■ **Stated task**
Output every entry exactly as written.

(Entries with figure data)
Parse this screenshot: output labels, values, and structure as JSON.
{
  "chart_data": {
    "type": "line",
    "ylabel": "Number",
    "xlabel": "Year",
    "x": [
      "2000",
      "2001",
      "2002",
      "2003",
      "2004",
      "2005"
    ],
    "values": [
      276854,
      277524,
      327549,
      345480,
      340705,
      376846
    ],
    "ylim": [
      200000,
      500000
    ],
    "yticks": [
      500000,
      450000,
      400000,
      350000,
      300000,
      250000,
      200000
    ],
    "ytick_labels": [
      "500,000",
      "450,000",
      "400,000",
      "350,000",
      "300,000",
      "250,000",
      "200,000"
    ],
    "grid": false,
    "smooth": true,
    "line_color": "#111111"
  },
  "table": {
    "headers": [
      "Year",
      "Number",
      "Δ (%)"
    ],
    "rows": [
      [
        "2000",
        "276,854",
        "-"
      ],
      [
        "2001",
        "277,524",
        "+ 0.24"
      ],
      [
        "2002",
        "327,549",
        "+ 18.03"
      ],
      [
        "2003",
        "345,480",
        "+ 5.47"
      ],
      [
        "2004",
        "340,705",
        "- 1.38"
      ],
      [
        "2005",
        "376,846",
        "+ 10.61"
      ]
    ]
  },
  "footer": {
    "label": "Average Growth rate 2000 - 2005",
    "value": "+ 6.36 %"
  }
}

■ **Answer to this exercise**
Parse this screenshot: output labels, values, and structure as JSON.
{
  "chart_data": {
    "type": "line",
    "ylabel": "Number",
    "xlabel": "Year",
    "x": [
      "2000",
      "2001",
      "2002",
      "2003",
      "2004",
      "2005"
    ],
    "values": [
      276854,
      277524,
      327549,
      345480,
      340705,
      376846
    ],
    "ylim": [
      200000,
      500000
    ],
    "yticks": [
      500000,
      450000,
      400000,
      350000,
      300000,
      250000,
      200000
    ],
    "ytick_labels": [
      "500,000",
      "450,000",
      "400,000",
      "350,000",
      "300,000",
      "250,000",
      "200,000"
    ],
    "grid": false,
    "smooth": true,
    "line_color": "#111111"
  },
  "table": {
    "headers": [
      "Year",
      "Number",
      "Δ (%)"
    ],
    "rows": [
      [
        "2000",
        "276,854",
        "-"
      ],
      [
        "2001",
        "277,524",
        "+ 0.24"
      ],
      [
        "2002",
        "327,549",
        "+ 18.03"
      ],
      [
        "2003",
        "345,480",
        "+ 5.47"
      ],
      [
        "2004",
        "340,705",
        "- 1.38"
      ],
      [
        "2005",
        "376,846",
        "+ 10.61"
      ]
    ]
  },
  "footer": {
    "label": "Average Growth rate 2000 - 2005",
    "value": "+ 6.36 %"
  }
}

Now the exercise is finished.